#### The input ####

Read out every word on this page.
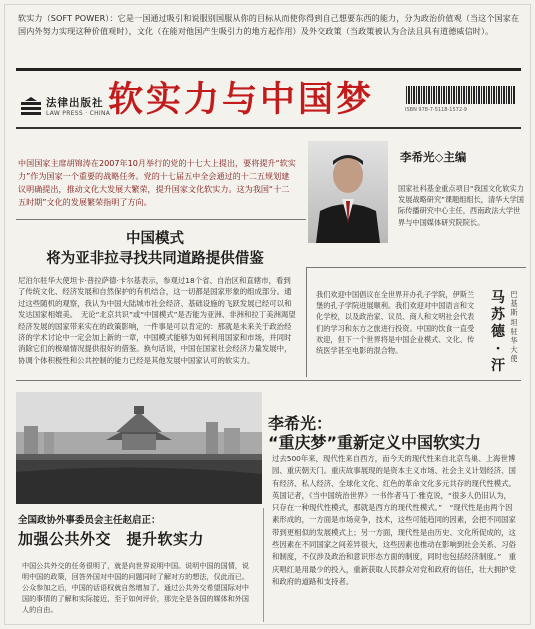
软实力（SOFT POWER）：它是一国通过吸引和说服别国服从你的目标从而使你得到自己想要东西的能力，分为政治价值观（当这个国家在国内外努力实现这种价值观时），文化（在能对他国产生吸引力的地方起作用）及外交政策（当政策被认为合法且具有道德威信时）。
法律出版社
LAW PRESS · CHINA
软实力与中国梦	ISBN 978-7-5118-1572-9
中国国家主席胡锦涛在2007年10月举行的党的十七大上提出，要将提升“软实力”作为国家一个重要的战略任务。党的十七届五中全会通过的十二五规划建议明确提出，推动文化大发展大繁荣，提升国家文化软实力。这为我国“十二五时期”文化的发展繁荣指明了方向。
中国模式
将为亚非拉寻找共同道路提供借鉴
尼泊尔驻华大使坦卡·普拉萨德·卡尔基表示，参观过18个省、自治区和直辖市，看到了传统文化、经济发展和自然保护的有机结合，这一切都是国家形象的组成部分。通过这些随机的观察，我认为中国大陆城市社会经济、基础设施的飞跃发展已经可以和发达国家相媲美。　无论“北京共识”或“中国模式”是否能为亚洲、非洲和拉丁美洲渴望经济发展的国家带来实在的政策影响，一件事是可以肯定的：那就是未来关于政治经济的学术讨论中一定会加上新的一章，中国模式能够为如何利用国家和市场，并同时消除它们的极端情况提供很好的借鉴。换句话说，中国在国家社会经济力量发展中，协调个体积极性和公共控制的能力已经是其他发展中国家认可的软实力。
李希光◇主编
国家社科基金重点项目“我国文化软实力发展战略研究”课题组组长，清华大学国际传播研究中心主任，西南政法大学世界与中国媒体研究院院长。
我们欢迎中国倡议在全世界开办孔子学院，伊斯兰堡的孔子学院进展顺利。我们欢迎对中国语言和文化学校，以及政治家、议员、商人和文明社会代表们的学习和东方之旅进行投资。中国的饮食一直受欢迎，但下一个世界将是中国企业模式、文化、传统医学甚至电影的混合物。
马苏德·汗
巴基斯坦驻华大使
李希光：
“重庆梦”重新定义中国软实力
过去500年来，现代性来自西方，而今天的现代性来自北京鸟巢、上海世博园、重庆朝天门。重庆故事展现的是资本主义市场、社会主义计划经济、国有经济、私人经济、全球化文化、红色的革命文化多元共存的现代性模式。英国记者，《当中国统治世界》一书作者马丁·雅克说，“很多人仍旧认为，只存在一种现代性模式，那就是西方的现代性模式。”　“现代性是由两个因素形成的，一方面是市场竞争，技术，这些可能趋同的因素，会把不同国家带到更相似的发展模式上；另一方面，现代性是由历史、文化所促成的，这些因素在不同国家之间差异很大，这些因素也推动在影响到社会关系、习俗和制度，不仅涉及政治和意识形态方面的制度，同时也包括经济制度。”　重庆唱红是用最少的投入，重新获取人民群众对党和政府的信任，壮大拥护党和政府的道路和支持者。
全国政协外事委员会主任赵启正：
加强公共外交　提升软实力
中国公共外交的任务很明了，就是向世界说明中国。说明中国的国情，说明中国的政策，回答外国对中国的问题同时了解对方的想法，仅此而已。公众参加之后，中国的话语权就自然增加了。通过公共外交希望国际对中国的事情的了解和实际接近，至于如何评价，那完全是各国的媒体和外国人的自由。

####

### Task prompt
Copy each line above where the string "中国模式" occurs.

### Correct result
中国模式
尼泊尔驻华大使坦卡·普拉萨德·卡尔基表示，参观过18个省、自治区和直辖市，看到了传统文化、经济发展和自然保护的有机结合，这一切都是国家形象的组成部分。通过这些随机的观察，我认为中国大陆城市社会经济、基础设施的飞跃发展已经可以和发达国家相媲美。　无论“北京共识”或“中国模式”是否能为亚洲、非洲和拉丁美洲渴望经济发展的国家带来实在的政策影响，一件事是可以肯定的：那就是未来关于政治经济的学术讨论中一定会加上新的一章，中国模式能够为如何利用国家和市场，并同时消除它们的极端情况提供很好的借鉴。换句话说，中国在国家社会经济力量发展中，协调个体积极性和公共控制的能力已经是其他发展中国家认可的软实力。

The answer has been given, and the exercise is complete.